→ **SHORT TASK**
In the following material, identify every line holding the string "Экспорт" and return it.
--- PROVIDED RECORDS ---
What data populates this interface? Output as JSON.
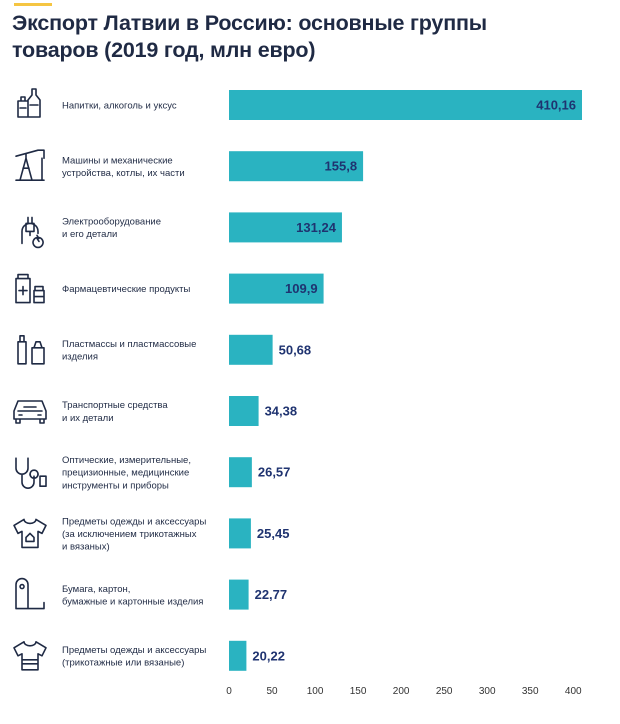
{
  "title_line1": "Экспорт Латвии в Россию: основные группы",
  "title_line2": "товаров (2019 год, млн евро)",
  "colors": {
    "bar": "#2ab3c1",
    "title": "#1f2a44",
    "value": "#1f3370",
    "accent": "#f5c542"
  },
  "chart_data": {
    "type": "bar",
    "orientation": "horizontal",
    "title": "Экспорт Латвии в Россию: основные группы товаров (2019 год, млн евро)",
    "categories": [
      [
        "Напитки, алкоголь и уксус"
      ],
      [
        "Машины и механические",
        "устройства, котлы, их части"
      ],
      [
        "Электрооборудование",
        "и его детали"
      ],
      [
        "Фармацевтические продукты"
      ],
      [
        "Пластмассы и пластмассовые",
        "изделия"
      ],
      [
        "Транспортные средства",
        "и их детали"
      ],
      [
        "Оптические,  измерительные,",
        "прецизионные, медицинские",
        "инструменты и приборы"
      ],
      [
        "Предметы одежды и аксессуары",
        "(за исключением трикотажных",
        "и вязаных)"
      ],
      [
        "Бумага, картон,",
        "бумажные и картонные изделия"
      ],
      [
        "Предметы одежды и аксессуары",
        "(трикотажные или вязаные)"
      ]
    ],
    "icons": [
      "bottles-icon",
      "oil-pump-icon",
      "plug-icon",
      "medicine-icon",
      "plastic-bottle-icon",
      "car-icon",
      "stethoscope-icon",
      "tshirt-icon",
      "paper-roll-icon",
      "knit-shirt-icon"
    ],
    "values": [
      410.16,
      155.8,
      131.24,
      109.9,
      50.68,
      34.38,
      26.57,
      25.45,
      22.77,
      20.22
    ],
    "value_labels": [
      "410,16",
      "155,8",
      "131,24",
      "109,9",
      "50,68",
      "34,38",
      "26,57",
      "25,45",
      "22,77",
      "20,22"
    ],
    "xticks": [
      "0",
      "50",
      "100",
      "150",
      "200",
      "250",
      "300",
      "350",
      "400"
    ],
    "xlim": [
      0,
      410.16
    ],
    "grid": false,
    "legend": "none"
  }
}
---
--- PROVIDED RECORDS ---
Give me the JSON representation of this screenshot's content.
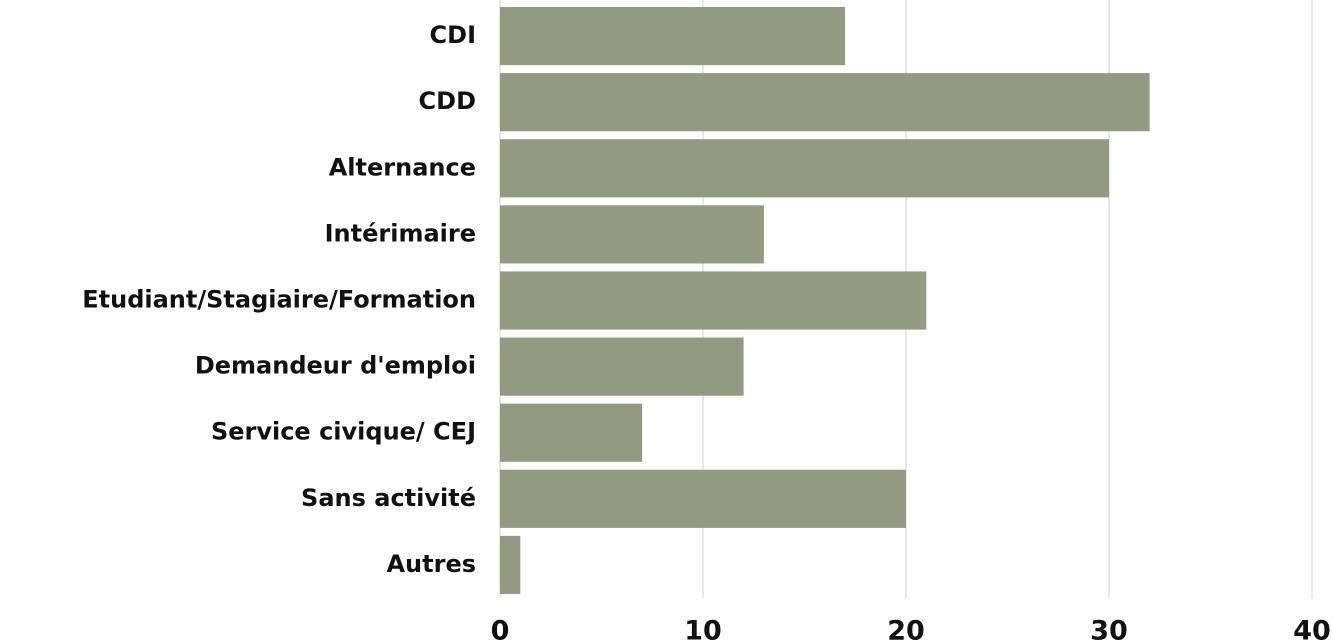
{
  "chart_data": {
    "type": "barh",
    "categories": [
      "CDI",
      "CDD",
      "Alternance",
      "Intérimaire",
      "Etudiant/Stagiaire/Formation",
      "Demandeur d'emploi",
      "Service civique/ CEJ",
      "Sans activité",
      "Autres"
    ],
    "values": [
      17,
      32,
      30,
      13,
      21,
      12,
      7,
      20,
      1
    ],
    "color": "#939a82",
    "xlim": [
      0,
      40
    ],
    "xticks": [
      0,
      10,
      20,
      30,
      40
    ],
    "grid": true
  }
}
---
→ **FULL SOLUTION**
  "title_line1": "Экспорт Латвии в Россию: основные группы",
    "title": "Экспорт Латвии в Россию: основные группы товаров (2019 год, млн евро)",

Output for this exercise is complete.